Exactly repeat the material, dropping every picture from the copy.

> EXERCISE DATA:
————

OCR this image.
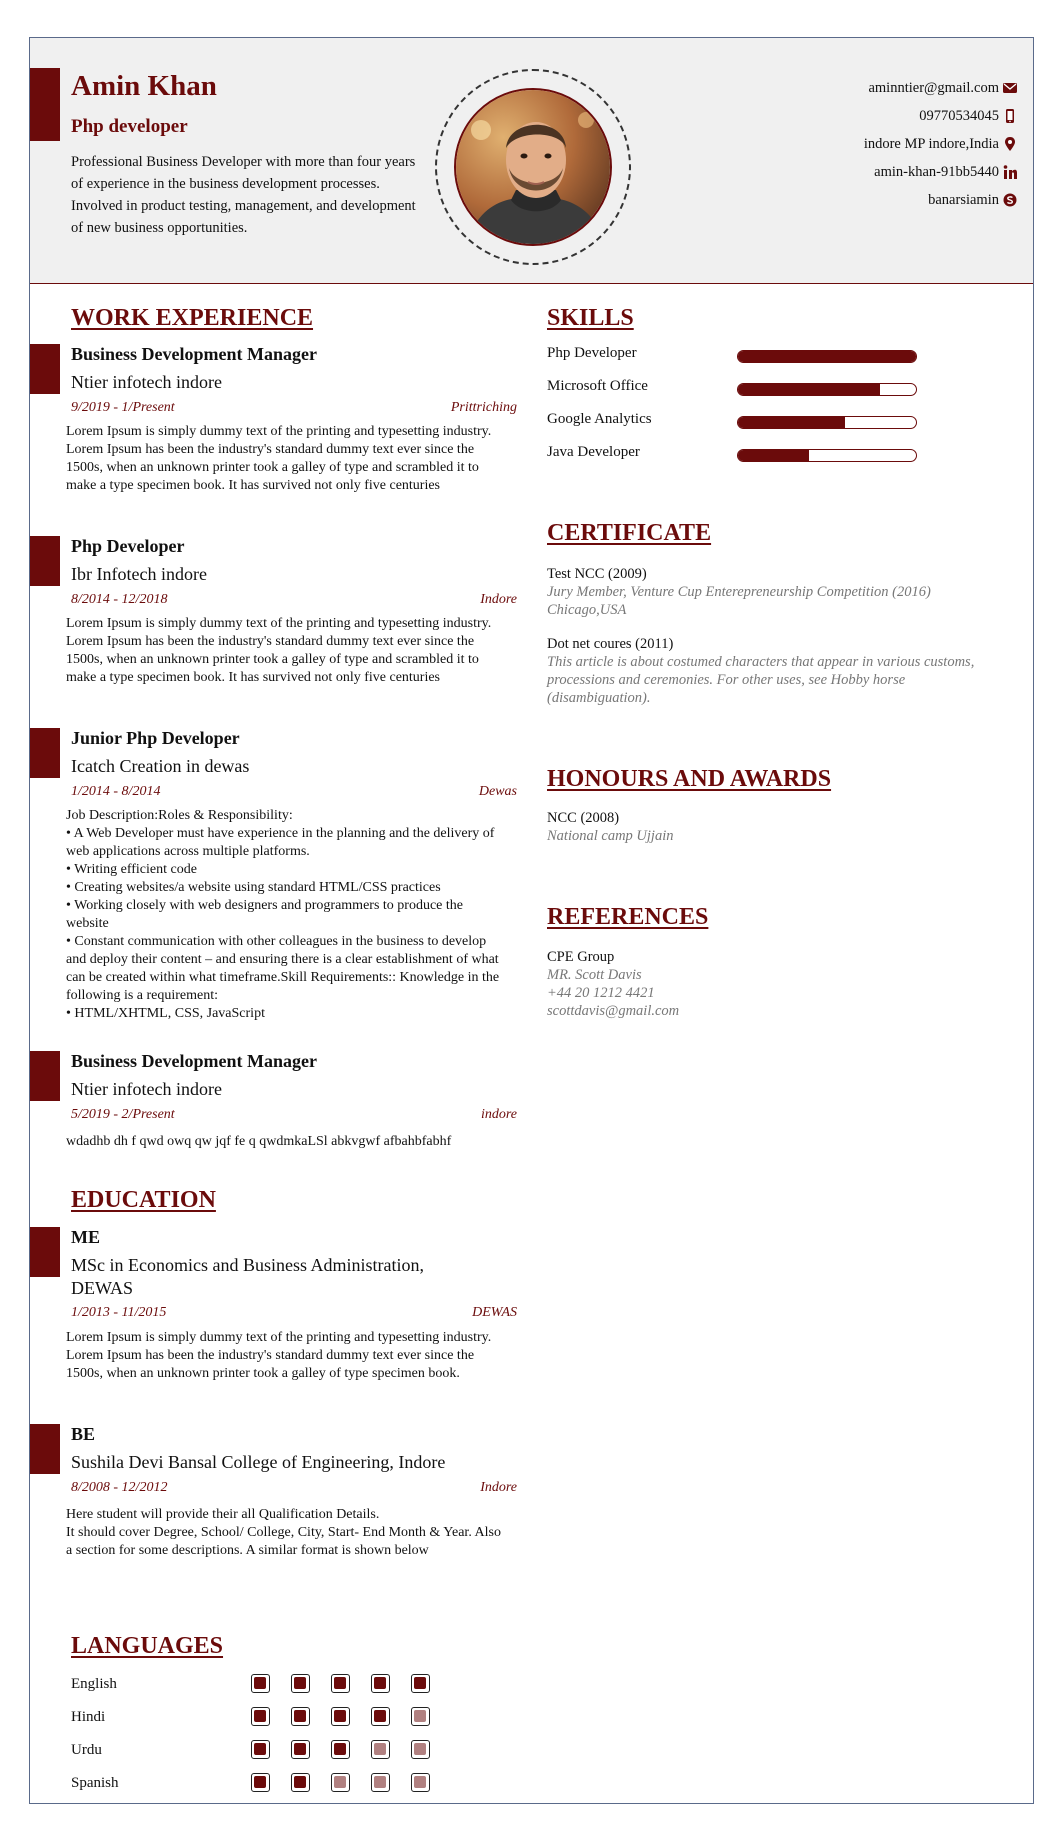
Amin Khan
Php developer
Professional Business Developer with more than four years of experience in the business development processes. Involved in product testing, management, and development of new business opportunities.
aminntier@gmail.com
09770534045
indore MP indore,India
amin-khan-91bb5440
banarsiamin
WORK EXPERIENCE
Business Development Manager
Ntier infotech indore
9/2019 - 1/Present	Prittriching
Lorem Ipsum is simply dummy text of the printing and typesetting industry. Lorem Ipsum has been the industry's standard dummy text ever since the 1500s, when an unknown printer took a galley of type and scrambled it to make a type specimen book. It has survived not only five centuries
Php Developer
Ibr Infotech indore
8/2014 - 12/2018	Indore
Lorem Ipsum is simply dummy text of the printing and typesetting industry. Lorem Ipsum has been the industry's standard dummy text ever since the 1500s, when an unknown printer took a galley of type and scrambled it to make a type specimen book. It has survived not only five centuries
Junior Php Developer
Icatch Creation in dewas
1/2014 - 8/2014	Dewas
Job Description:Roles & Responsibility:
• A Web Developer must have experience in the planning and the delivery of web applications across multiple platforms.
• Writing efficient code
• Creating websites/a website using standard HTML/CSS practices
• Working closely with web designers and programmers to produce the website
• Constant communication with other colleagues in the business to develop and deploy their content – and ensuring there is a clear establishment of what can be created within what timeframe.Skill Requirements:: Knowledge in the following is a requirement:
• HTML/XHTML, CSS, JavaScript
Business Development Manager
Ntier infotech indore
5/2019 - 2/Present	indore
wdadhb dh f qwd owq qw jqf fe q qwdmkaLSl abkvgwf afbahbfabhf
EDUCATION
ME
MSc in Economics and Business Administration, DEWAS
1/2013 - 11/2015	DEWAS
Lorem Ipsum is simply dummy text of the printing and typesetting industry. Lorem Ipsum has been the industry's standard dummy text ever since the 1500s, when an unknown printer took a galley of type specimen book.
BE
Sushila Devi Bansal College of Engineering, Indore
8/2008 - 12/2012	Indore
Here student will provide their all Qualification Details.
It should cover Degree, School/ College, City, Start- End Month & Year. Also a section for some descriptions. A similar format is shown below
LANGUAGES
SKILLS
CERTIFICATE
Test NCC (2009)
Jury Member, Venture Cup Enterepreneurship Competition (2016) Chicago,USA
Dot net coures (2011)
This article is about costumed characters that appear in various customs, processions and ceremonies. For other uses, see Hobby horse (disambiguation).
HONOURS AND AWARDS
NCC (2008)
National camp Ujjain
REFERENCES
CPE Group
MR. Scott Davis
+44 20 1212 4421
scottdavis@gmail.com
Php Developer
Microsoft Office
Google Analytics
Java Developer
English
Hindi
Urdu
Spanish
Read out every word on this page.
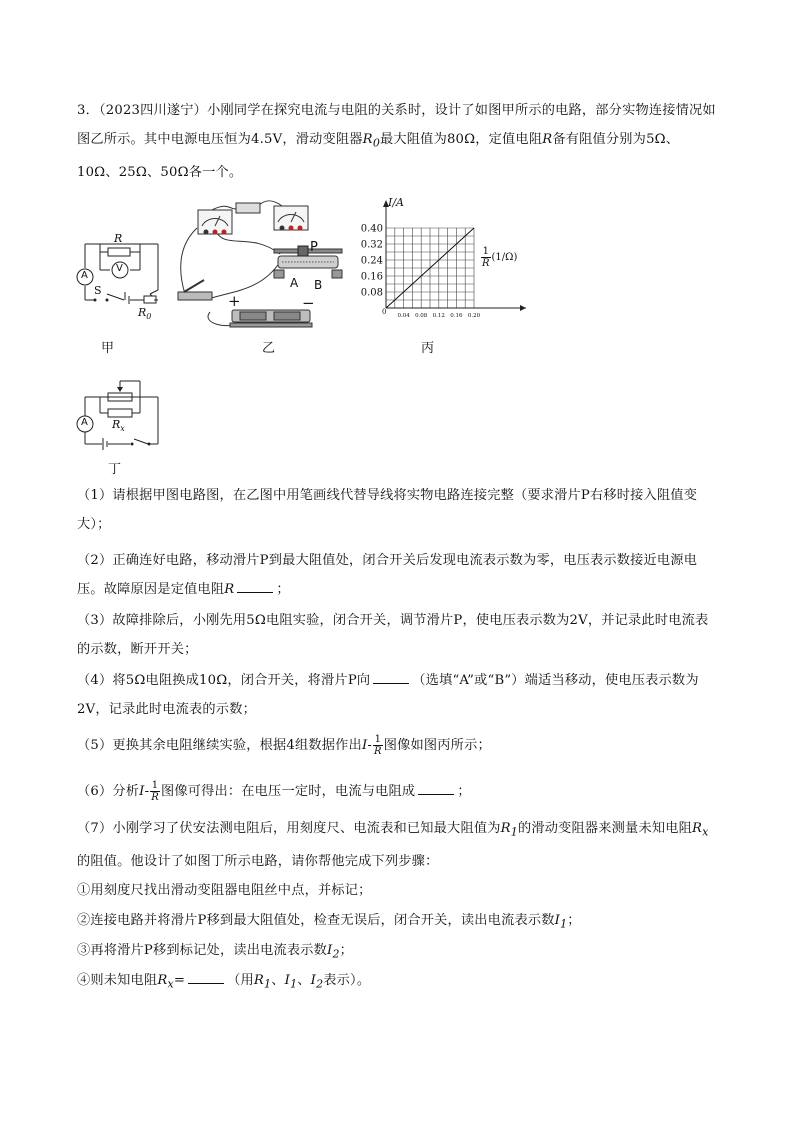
3．（2023四川遂宁）小刚同学在探究电流与电阻的关系时，设计了如图甲所示的电路，部分实物连接情况如图乙所示。其中电源电压恒为4.5V，滑动变阻器$R_0$最大阻值为80Ω，定值电阻R备有阻值分别为5Ω、10Ω、25Ω、50Ω各一个。

A
V
R
S
$R_0$
甲
+	−
P
A B
乙
0.04 0.08 0.12 0.16 0.20
0.08
0.16
0.24
0.32
0.40
I/A
$\frac{1}{R} (1/\Omega)$
0
丙
A $R_x$
丁

（1）请根据甲图电路图，在乙图中用笔画线代替导线将实物电路连接完整（要求滑片P右移时接入阻值变大）；

（2）正确连好电路，移动滑片P到最大阻值处，闭合开关后发现电流表示数为零，电压表示数接近电源电压。故障原因是定值电阻R	；

（3）故障排除后，小刚先用5Ω电阻实验，闭合开关，调节滑片P，使电压表示数为2V，并记录此时电流表的示数，断开开关；

（4）将5Ω电阻换成10Ω，闭合开关，将滑片P向	（选填“A”或“B”）端适当移动，使电压表示数为2V，记录此时电流表的示数；

（5）更换其余电阻继续实验，根据4组数据作出$I- \frac{1}{R}$ 图像如图丙所示；

（6）分析$I- \frac{1}{R}$ 图像可得出：在电压一定时，电流与电阻成	；

（7）小刚学习了伏安法测电阻后，用刻度尺、电流表和已知最大阻值为$R_1$的滑动变阻器来测量未知电阻$R_x$的阻值。他设计了如图丁所示电路，请你帮他完成下列步骤：

①用刻度尺找出滑动变阻器电阻丝中点，并标记；

②连接电路并将滑片P移到最大阻值处，检查无误后，闭合开关，读出电流表示数$I_1$；

③再将滑片P移到标记处，读出电流表示数$I_2$；

④则未知电阻$R_x=$	（用$R_1$、$I_1$、$I_2$表示）。
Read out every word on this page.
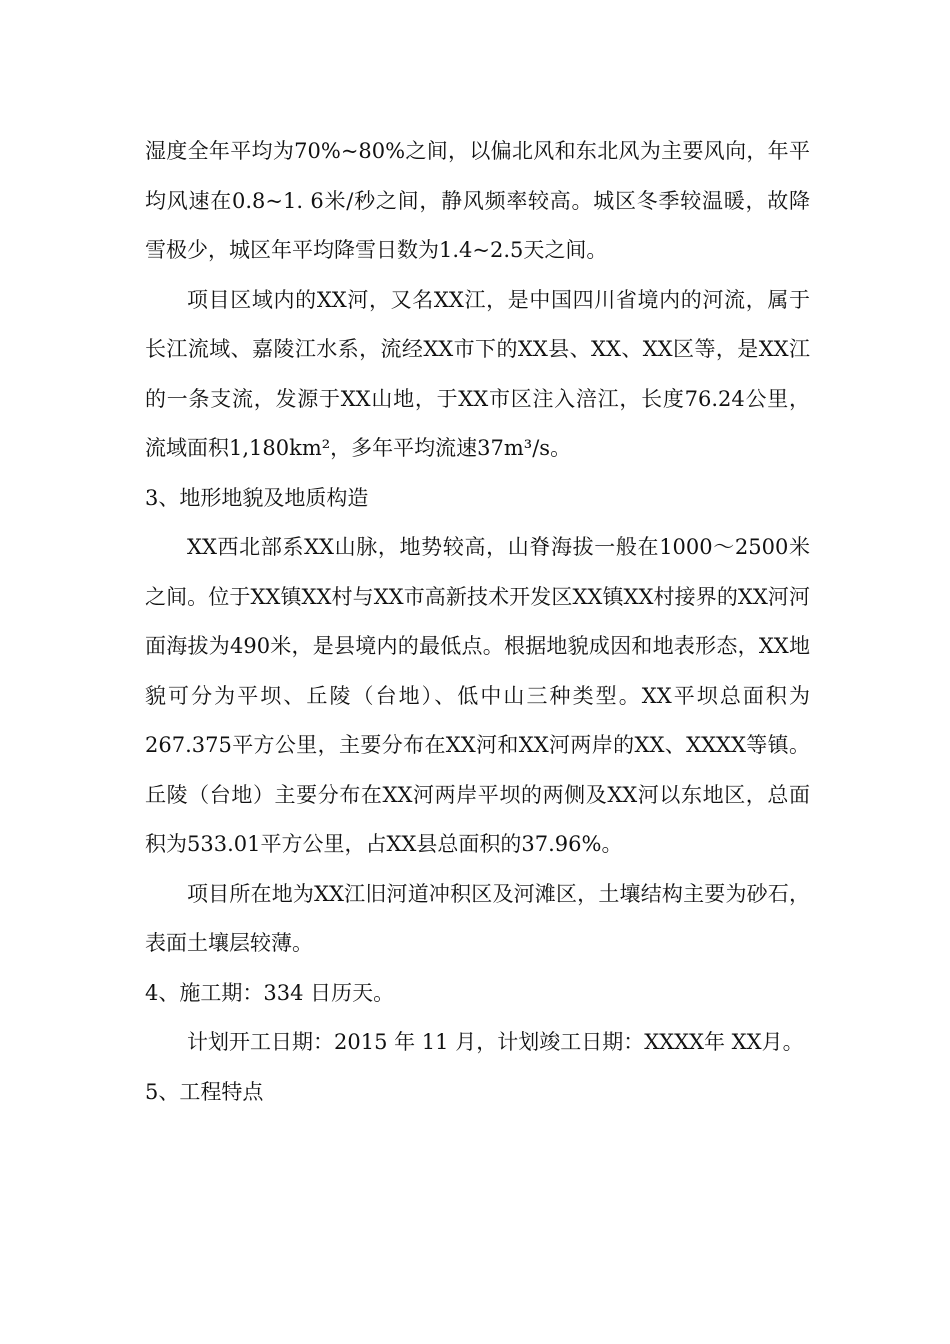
湿度全年平均为70%~80%之间，以偏北风和东北风为主要风向，年平均风速在0.8~1. 6米/秒之间，静风频率较高。城区冬季较温暖，故降雪极少，城区年平均降雪日数为1.4~2.5天之间。

项目区域内的XX河，又名XX江，是中国四川省境内的河流，属于长江流域、嘉陵江水系，流经XX市下的XX县、XX、XX区等，是XX江的一条支流，发源于XX山地，于XX市区注入涪江，长度76.24公里，流域面积1,180km²，多年平均流速37m³/s。

3、地形地貌及地质构造

XX西北部系XX山脉，地势较高，山脊海拔一般在1000～2500米之间。位于XX镇XX村与XX市高新技术开发区XX镇XX村接界的XX河河面海拔为490米，是县境内的最低点。根据地貌成因和地表形态，XX地貌可分为平坝、丘陵（台地）、低中山三种类型。XX平坝总面积为267.375平方公里，主要分布在XX河和XX河两岸的XX、XXXX等镇。丘陵（台地）主要分布在XX河两岸平坝的两侧及XX河以东地区，总面积为533.01平方公里，占XX县总面积的37.96%。

项目所在地为XX江旧河道冲积区及河滩区，土壤结构主要为砂石，表面土壤层较薄。

4、施工期：334 日历天。

计划开工日期：2015 年 11 月，计划竣工日期：XXXX年 XX月。

5、工程特点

————

> EXERCISE SOLUTION:
OCR this image.
Amin Khan
Php developer
Professional Business Developer with more than four years of experience in the business development processes. Involved in product testing, management, and development of new business opportunities.
aminntier@gmail.com
09770534045
indore MP indore,India
amin-khan-91bb5440
banarsiamin
WORK EXPERIENCE
Business Development Manager
Ntier infotech indore
9/2019 - 1/Present	Prittriching
Lorem Ipsum is simply dummy text of the printing and typesetting industry. Lorem Ipsum has been the industry's standard dummy text ever since the 1500s, when an unknown printer took a galley of type and scrambled it to make a type specimen book. It has survived not only five centuries
Php Developer
Ibr Infotech indore
8/2014 - 12/2018	Indore
Lorem Ipsum is simply dummy text of the printing and typesetting industry. Lorem Ipsum has been the industry's standard dummy text ever since the 1500s, when an unknown printer took a galley of type and scrambled it to make a type specimen book. It has survived not only five centuries
Junior Php Developer
Icatch Creation in dewas
1/2014 - 8/2014	Dewas
Job Description:Roles & Responsibility:
• A Web Developer must have experience in the planning and the delivery of web applications across multiple platforms.
• Writing efficient code
• Creating websites/a website using standard HTML/CSS practices
• Working closely with web designers and programmers to produce the website
• Constant communication with other colleagues in the business to develop and deploy their content – and ensuring there is a clear establishment of what can be created within what timeframe.Skill Requirements:: Knowledge in the following is a requirement:
• HTML/XHTML, CSS, JavaScript
Business Development Manager
Ntier infotech indore
5/2019 - 2/Present	indore
wdadhb dh f qwd owq qw jqf fe q qwdmkaLSl abkvgwf afbahbfabhf
EDUCATION
ME
MSc in Economics and Business Administration, DEWAS
1/2013 - 11/2015	DEWAS
Lorem Ipsum is simply dummy text of the printing and typesetting industry. Lorem Ipsum has been the industry's standard dummy text ever since the 1500s, when an unknown printer took a galley of type specimen book.
BE
Sushila Devi Bansal College of Engineering, Indore
8/2008 - 12/2012	Indore
Here student will provide their all Qualification Details.
It should cover Degree, School/ College, City, Start- End Month & Year. Also a section for some descriptions. A similar format is shown below
LANGUAGES
SKILLS
CERTIFICATE
Test NCC (2009)
Jury Member, Venture Cup Enterepreneurship Competition (2016) Chicago,USA
Dot net coures (2011)
This article is about costumed characters that appear in various customs, processions and ceremonies. For other uses, see Hobby horse (disambiguation).
HONOURS AND AWARDS
NCC (2008)
National camp Ujjain
REFERENCES
CPE Group
MR. Scott Davis
+44 20 1212 4421
scottdavis@gmail.com
Php Developer
Microsoft Office
Google Analytics
Java Developer
English
Hindi
Urdu
Spanish
Read out every word on this page.
3．（2023四川遂宁）小刚同学在探究电流与电阻的关系时，设计了如图甲所示的电路，部分实物连接情况如图乙所示。其中电源电压恒为4.5V，滑动变阻器$R_0$最大阻值为80Ω，定值电阻R备有阻值分别为5Ω、10Ω、25Ω、50Ω各一个。

A
V
R
S
$R_0$
甲
+	−
P
A B
乙
0.04 0.08 0.12 0.16 0.20
0.08
0.16
0.24
0.32
0.40
I/A
$\frac{1}{R} (1/\Omega)$
0
丙
A $R_x$
丁

（1）请根据甲图电路图，在乙图中用笔画线代替导线将实物电路连接完整（要求滑片P右移时接入阻值变大）；

（2）正确连好电路，移动滑片P到最大阻值处，闭合开关后发现电流表示数为零，电压表示数接近电源电压。故障原因是定值电阻R	；

（3）故障排除后，小刚先用5Ω电阻实验，闭合开关，调节滑片P，使电压表示数为2V，并记录此时电流表的示数，断开开关；

（4）将5Ω电阻换成10Ω，闭合开关，将滑片P向	（选填“A”或“B”）端适当移动，使电压表示数为2V，记录此时电流表的示数；

（5）更换其余电阻继续实验，根据4组数据作出$I- \frac{1}{R}$ 图像如图丙所示；

（6）分析$I- \frac{1}{R}$ 图像可得出：在电压一定时，电流与电阻成	；

（7）小刚学习了伏安法测电阻后，用刻度尺、电流表和已知最大阻值为$R_1$的滑动变阻器来测量未知电阻$R_x$的阻值。他设计了如图丁所示电路，请你帮他完成下列步骤：

①用刻度尺找出滑动变阻器电阻丝中点，并标记；

②连接电路并将滑片P移到最大阻值处，检查无误后，闭合开关，读出电流表示数$I_1$；

③再将滑片P移到标记处，读出电流表示数$I_2$；

④则未知电阻$R_x=$	（用$R_1$、$I_1$、$I_2$表示）。
Read out every word on this page.
湿度全年平均为70%~80%之间，以偏北风和东北风为主要风向，年平均风速在0.8~1. 6米/秒之间，静风频率较高。城区冬季较温暖，故降雪极少，城区年平均降雪日数为1.4~2.5天之间。

项目区域内的XX河，又名XX江，是中国四川省境内的河流，属于长江流域、嘉陵江水系，流经XX市下的XX县、XX、XX区等，是XX江的一条支流，发源于XX山地，于XX市区注入涪江，长度76.24公里，流域面积1,180km²，多年平均流速37m³/s。

3、地形地貌及地质构造

XX西北部系XX山脉，地势较高，山脊海拔一般在1000～2500米之间。位于XX镇XX村与XX市高新技术开发区XX镇XX村接界的XX河河面海拔为490米，是县境内的最低点。根据地貌成因和地表形态，XX地貌可分为平坝、丘陵（台地）、低中山三种类型。XX平坝总面积为267.375平方公里，主要分布在XX河和XX河两岸的XX、XXXX等镇。丘陵（台地）主要分布在XX河两岸平坝的两侧及XX河以东地区，总面积为533.01平方公里，占XX县总面积的37.96%。

项目所在地为XX江旧河道冲积区及河滩区，土壤结构主要为砂石，表面土壤层较薄。

4、施工期：334 日历天。

计划开工日期：2015 年 11 月，计划竣工日期：XXXX年 XX月。

5、工程特点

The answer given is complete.